# TASK DETAILS:
Show each line of the data below that has the string "xlabel" in it.

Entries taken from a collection

--- Start ---

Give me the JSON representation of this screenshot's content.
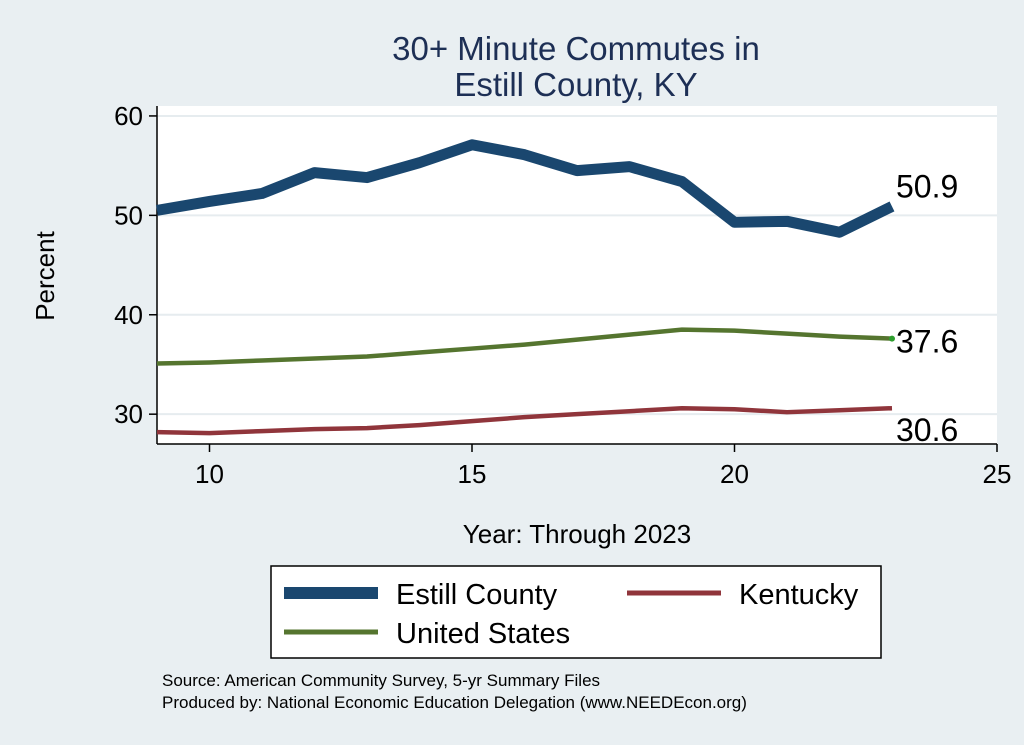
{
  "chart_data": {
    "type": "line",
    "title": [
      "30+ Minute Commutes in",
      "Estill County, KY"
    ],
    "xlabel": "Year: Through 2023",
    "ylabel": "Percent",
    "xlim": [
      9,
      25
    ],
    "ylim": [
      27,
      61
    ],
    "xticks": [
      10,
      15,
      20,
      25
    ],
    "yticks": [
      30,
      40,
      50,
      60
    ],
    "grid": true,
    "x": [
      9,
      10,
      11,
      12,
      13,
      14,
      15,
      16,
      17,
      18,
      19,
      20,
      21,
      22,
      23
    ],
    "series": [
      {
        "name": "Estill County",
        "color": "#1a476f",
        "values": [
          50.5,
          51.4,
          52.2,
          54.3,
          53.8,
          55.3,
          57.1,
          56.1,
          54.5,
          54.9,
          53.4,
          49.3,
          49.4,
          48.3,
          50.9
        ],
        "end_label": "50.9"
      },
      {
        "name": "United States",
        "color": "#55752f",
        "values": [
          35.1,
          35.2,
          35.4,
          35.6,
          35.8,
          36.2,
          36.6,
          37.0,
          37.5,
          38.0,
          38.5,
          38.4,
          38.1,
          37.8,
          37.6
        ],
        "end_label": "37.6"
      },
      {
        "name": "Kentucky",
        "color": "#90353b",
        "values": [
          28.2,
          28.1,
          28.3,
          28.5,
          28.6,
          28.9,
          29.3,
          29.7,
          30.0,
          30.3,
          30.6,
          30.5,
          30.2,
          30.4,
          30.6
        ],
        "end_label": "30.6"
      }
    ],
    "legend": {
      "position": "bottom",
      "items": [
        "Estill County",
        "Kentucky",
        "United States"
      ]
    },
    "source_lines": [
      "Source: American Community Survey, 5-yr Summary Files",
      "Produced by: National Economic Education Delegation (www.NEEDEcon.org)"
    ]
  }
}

--- End ---
--- Start ---

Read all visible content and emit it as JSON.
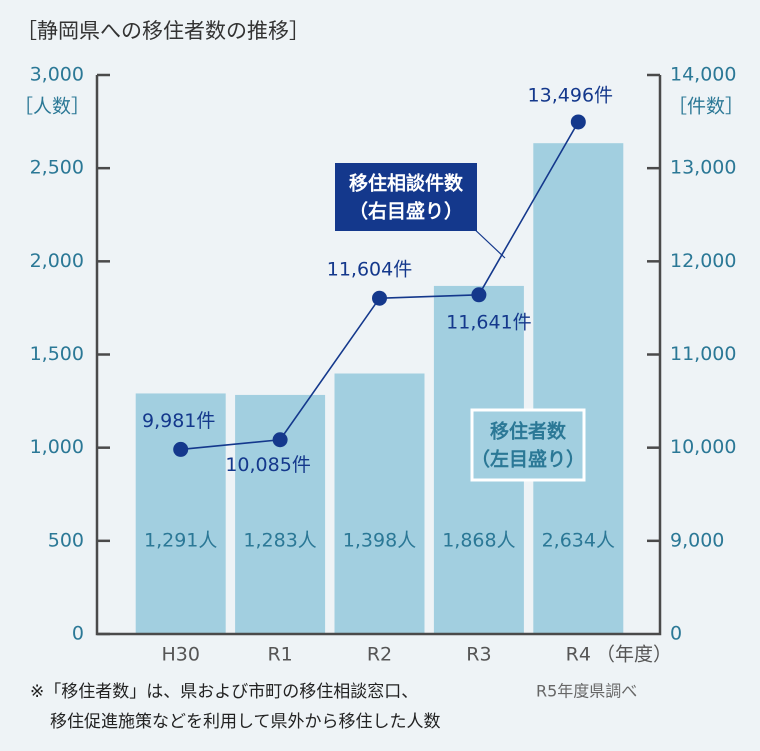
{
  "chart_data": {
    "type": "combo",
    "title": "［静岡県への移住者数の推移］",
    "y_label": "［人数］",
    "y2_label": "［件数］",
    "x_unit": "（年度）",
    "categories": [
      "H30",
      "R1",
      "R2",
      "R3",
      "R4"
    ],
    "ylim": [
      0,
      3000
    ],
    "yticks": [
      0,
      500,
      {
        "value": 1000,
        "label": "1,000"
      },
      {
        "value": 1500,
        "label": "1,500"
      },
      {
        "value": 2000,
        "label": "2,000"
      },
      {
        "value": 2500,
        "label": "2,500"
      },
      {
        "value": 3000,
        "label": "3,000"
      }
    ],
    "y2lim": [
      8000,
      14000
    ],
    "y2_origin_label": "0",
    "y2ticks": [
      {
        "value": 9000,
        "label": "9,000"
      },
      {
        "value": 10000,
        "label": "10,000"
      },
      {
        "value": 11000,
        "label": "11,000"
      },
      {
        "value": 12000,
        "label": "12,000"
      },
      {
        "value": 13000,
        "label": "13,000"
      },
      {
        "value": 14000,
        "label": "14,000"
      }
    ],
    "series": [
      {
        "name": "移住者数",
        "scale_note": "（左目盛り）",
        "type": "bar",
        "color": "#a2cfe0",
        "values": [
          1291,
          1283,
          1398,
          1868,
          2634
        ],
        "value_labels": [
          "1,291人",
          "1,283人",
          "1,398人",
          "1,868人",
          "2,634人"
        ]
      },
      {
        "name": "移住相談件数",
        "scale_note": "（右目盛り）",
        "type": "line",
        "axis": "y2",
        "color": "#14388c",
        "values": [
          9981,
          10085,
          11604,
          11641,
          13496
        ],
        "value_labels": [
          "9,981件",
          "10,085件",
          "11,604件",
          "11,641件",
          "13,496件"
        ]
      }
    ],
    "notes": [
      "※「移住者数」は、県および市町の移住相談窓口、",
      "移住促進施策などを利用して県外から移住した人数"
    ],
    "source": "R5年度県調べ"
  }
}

--- End ---
--- Start ---

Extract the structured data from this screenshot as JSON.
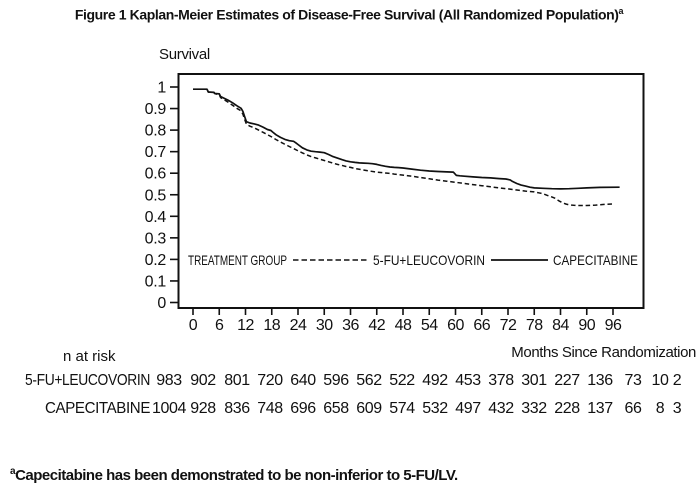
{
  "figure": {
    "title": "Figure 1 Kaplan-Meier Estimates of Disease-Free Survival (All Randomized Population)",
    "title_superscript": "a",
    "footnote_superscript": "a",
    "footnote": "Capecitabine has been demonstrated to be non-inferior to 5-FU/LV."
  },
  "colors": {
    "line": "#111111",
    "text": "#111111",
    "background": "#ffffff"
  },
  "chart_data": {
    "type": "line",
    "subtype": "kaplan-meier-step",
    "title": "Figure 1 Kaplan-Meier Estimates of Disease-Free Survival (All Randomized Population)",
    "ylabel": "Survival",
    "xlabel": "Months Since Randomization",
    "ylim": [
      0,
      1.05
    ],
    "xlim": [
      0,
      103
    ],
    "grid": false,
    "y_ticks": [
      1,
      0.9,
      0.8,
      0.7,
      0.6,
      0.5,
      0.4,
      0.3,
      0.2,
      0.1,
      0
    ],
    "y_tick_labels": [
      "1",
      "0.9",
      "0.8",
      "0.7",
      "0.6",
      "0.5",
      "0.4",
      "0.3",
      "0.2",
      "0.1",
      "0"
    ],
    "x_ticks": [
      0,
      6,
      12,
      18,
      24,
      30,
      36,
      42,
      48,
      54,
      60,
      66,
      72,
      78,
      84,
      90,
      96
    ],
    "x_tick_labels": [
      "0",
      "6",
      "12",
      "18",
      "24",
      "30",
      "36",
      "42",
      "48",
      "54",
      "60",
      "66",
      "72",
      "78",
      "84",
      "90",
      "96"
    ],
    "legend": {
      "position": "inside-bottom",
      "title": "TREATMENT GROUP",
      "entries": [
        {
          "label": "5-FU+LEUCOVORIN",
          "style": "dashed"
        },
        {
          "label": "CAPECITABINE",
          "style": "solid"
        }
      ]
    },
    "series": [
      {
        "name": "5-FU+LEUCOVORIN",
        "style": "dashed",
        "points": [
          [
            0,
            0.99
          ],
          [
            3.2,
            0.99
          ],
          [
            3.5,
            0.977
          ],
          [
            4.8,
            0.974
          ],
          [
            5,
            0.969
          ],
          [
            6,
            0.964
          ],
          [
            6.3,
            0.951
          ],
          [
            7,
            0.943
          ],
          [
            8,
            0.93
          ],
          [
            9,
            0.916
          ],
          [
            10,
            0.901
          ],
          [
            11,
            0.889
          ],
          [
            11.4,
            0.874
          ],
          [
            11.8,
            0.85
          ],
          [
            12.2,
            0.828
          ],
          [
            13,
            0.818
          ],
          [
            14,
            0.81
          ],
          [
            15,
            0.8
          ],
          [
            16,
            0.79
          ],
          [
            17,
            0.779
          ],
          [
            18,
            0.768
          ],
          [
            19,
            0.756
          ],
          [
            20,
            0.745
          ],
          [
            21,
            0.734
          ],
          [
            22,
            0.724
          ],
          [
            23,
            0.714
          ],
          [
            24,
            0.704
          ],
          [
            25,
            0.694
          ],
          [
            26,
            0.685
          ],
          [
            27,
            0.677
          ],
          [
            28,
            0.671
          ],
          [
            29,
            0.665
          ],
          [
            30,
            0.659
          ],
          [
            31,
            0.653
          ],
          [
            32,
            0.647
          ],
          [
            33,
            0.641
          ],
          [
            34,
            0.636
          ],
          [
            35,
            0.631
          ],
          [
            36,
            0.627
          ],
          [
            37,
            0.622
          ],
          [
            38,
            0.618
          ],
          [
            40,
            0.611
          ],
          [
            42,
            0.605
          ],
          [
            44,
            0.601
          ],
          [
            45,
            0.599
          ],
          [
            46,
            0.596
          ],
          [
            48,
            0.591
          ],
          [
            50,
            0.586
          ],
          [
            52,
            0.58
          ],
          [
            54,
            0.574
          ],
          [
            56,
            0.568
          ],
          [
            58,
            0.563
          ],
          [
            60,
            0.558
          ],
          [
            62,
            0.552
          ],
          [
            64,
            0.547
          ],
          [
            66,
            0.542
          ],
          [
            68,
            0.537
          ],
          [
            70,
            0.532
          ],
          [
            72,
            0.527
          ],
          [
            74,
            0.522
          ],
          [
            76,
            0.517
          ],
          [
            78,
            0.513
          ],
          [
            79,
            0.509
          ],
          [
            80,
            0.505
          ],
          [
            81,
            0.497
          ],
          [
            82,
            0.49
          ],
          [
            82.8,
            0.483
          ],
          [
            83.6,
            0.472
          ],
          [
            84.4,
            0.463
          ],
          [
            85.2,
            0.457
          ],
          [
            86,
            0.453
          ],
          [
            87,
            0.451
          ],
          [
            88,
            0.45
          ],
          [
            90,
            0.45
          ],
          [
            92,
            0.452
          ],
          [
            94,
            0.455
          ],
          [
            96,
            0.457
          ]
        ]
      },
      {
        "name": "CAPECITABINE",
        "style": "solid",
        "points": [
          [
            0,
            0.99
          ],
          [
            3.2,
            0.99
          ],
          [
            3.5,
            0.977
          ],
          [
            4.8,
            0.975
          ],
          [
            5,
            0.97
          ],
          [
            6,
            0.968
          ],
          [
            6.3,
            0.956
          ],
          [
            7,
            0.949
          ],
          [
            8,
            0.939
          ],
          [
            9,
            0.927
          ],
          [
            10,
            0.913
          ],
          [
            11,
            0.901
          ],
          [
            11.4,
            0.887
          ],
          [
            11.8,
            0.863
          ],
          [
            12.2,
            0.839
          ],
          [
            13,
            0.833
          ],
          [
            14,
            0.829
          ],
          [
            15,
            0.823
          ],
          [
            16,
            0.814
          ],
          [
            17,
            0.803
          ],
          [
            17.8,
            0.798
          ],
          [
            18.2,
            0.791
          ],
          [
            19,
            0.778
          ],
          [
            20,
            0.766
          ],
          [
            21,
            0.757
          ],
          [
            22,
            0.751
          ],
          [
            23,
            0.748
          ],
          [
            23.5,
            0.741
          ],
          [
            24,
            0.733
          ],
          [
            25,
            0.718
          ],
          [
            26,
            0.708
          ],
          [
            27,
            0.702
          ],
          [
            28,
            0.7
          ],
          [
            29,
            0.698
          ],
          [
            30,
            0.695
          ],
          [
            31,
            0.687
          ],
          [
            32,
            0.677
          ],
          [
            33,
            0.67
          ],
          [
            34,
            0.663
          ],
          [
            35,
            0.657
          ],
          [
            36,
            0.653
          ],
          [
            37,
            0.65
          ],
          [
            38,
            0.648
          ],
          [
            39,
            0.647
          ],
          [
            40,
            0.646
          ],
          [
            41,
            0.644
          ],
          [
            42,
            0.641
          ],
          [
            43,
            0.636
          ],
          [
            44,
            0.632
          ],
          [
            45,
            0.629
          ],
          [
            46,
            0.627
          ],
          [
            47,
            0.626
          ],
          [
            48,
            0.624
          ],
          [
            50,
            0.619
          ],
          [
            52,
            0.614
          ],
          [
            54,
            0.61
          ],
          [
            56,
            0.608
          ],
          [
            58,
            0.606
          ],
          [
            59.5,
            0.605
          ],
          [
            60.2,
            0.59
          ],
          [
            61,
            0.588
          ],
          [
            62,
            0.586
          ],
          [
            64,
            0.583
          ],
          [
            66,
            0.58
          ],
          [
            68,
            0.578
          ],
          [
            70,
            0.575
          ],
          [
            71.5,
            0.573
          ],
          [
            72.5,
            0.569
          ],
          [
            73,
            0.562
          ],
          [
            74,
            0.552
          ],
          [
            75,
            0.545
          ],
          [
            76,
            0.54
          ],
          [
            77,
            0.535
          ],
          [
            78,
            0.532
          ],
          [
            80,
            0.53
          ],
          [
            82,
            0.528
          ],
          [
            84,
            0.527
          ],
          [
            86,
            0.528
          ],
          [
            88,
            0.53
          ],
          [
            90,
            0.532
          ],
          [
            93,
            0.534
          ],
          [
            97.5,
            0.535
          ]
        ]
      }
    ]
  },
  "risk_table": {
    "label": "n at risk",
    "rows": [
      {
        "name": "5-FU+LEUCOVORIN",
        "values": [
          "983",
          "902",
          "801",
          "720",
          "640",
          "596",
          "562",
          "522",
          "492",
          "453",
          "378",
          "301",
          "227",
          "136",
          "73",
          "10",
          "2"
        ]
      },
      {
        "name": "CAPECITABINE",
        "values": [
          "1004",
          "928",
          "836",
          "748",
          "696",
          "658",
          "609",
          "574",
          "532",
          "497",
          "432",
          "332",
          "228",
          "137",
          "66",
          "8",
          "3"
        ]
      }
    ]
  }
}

--- End ---

# THE RESULT:
    "xlabel": "Year: Through 2023",
    "xlabel": "Months Since Randomization",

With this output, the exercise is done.